● **Goal**
Quote the entries word for word. Omit the pictures.

Structured figure records:
____

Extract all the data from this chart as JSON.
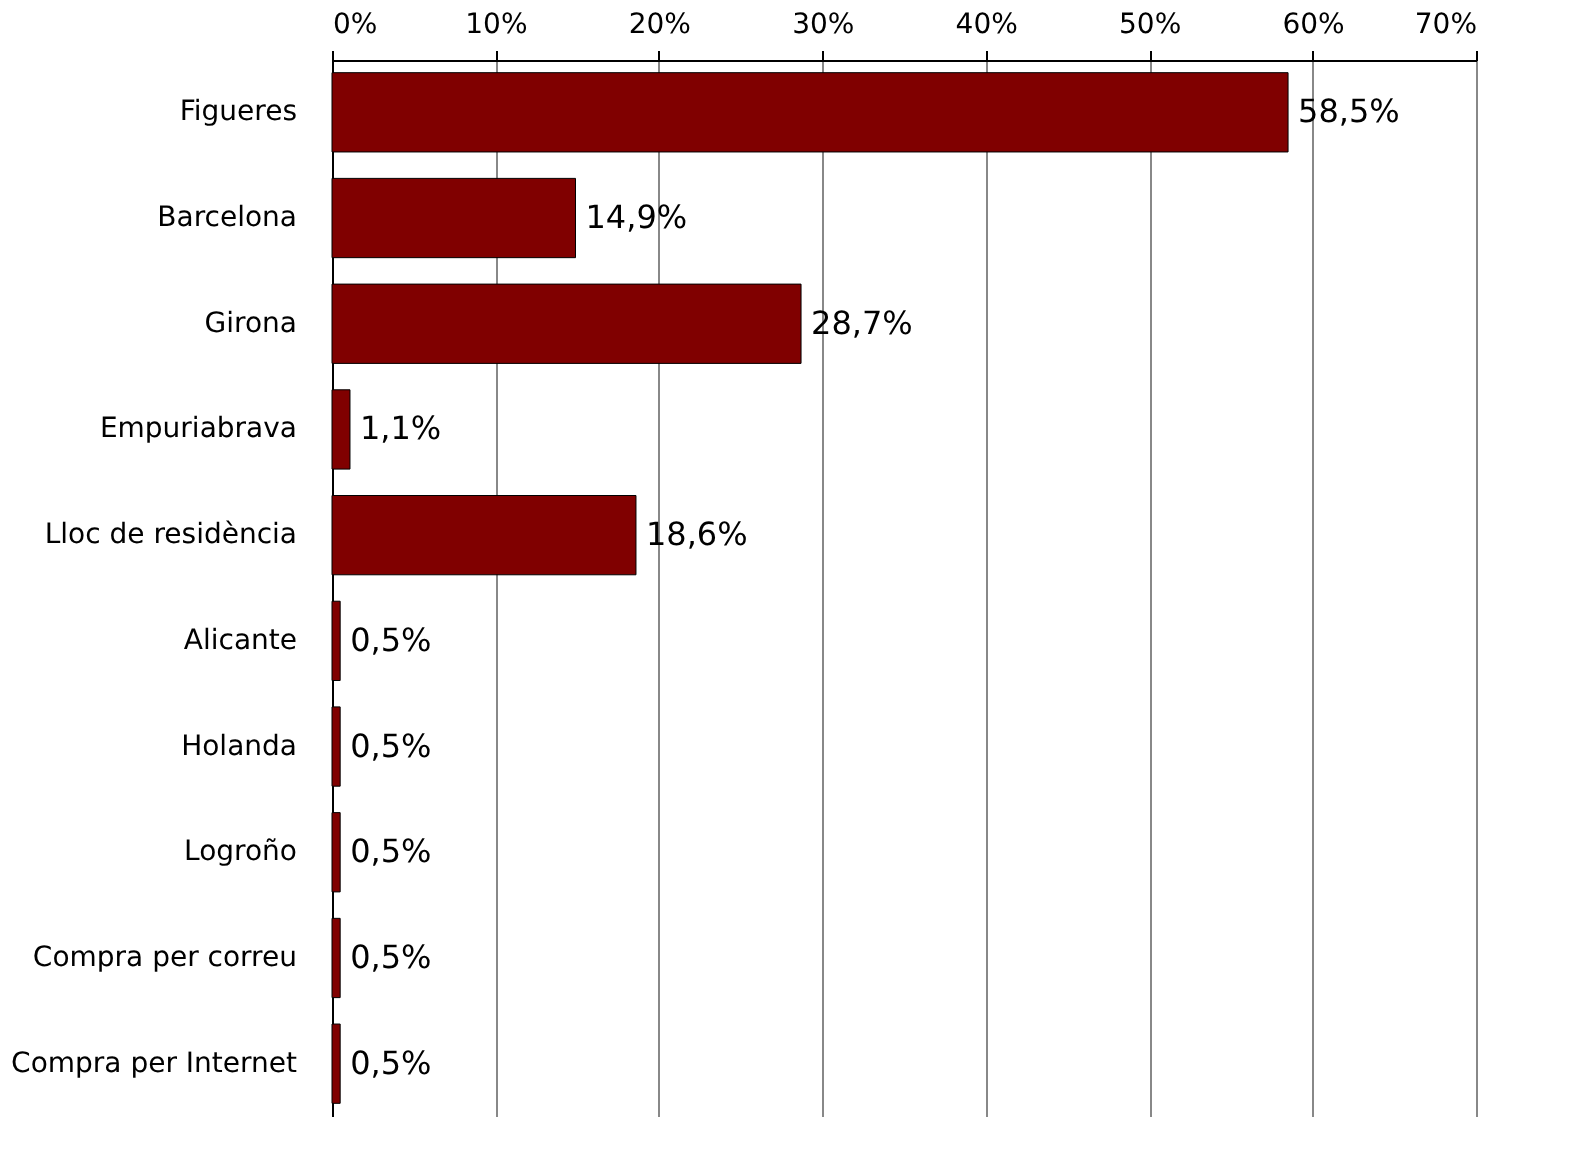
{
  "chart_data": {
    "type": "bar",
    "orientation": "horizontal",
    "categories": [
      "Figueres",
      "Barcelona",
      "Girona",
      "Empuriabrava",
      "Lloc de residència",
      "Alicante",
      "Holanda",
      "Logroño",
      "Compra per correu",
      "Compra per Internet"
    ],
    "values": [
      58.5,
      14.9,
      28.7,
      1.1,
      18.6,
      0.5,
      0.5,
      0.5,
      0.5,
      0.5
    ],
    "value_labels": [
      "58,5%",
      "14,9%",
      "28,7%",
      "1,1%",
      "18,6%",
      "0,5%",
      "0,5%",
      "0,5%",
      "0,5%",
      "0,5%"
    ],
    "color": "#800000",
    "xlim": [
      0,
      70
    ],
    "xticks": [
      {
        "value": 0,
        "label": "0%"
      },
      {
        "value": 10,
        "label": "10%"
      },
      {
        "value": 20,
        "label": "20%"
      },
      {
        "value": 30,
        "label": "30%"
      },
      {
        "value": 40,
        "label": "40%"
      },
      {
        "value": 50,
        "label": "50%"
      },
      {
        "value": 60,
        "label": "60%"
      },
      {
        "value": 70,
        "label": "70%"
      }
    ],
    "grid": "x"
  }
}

____

● **Response to the task**
Extract all the data from this chart as JSON.
{
  "chart_data": {
    "type": "bar",
    "orientation": "horizontal",
    "categories": [
      "Figueres",
      "Barcelona",
      "Girona",
      "Empuriabrava",
      "Lloc de residència",
      "Alicante",
      "Holanda",
      "Logroño",
      "Compra per correu",
      "Compra per Internet"
    ],
    "values": [
      58.5,
      14.9,
      28.7,
      1.1,
      18.6,
      0.5,
      0.5,
      0.5,
      0.5,
      0.5
    ],
    "value_labels": [
      "58,5%",
      "14,9%",
      "28,7%",
      "1,1%",
      "18,6%",
      "0,5%",
      "0,5%",
      "0,5%",
      "0,5%",
      "0,5%"
    ],
    "color": "#800000",
    "xlim": [
      0,
      70
    ],
    "xticks": [
      {
        "value": 0,
        "label": "0%"
      },
      {
        "value": 10,
        "label": "10%"
      },
      {
        "value": 20,
        "label": "20%"
      },
      {
        "value": 30,
        "label": "30%"
      },
      {
        "value": 40,
        "label": "40%"
      },
      {
        "value": 50,
        "label": "50%"
      },
      {
        "value": 60,
        "label": "60%"
      },
      {
        "value": 70,
        "label": "70%"
      }
    ],
    "grid": "x"
  }
}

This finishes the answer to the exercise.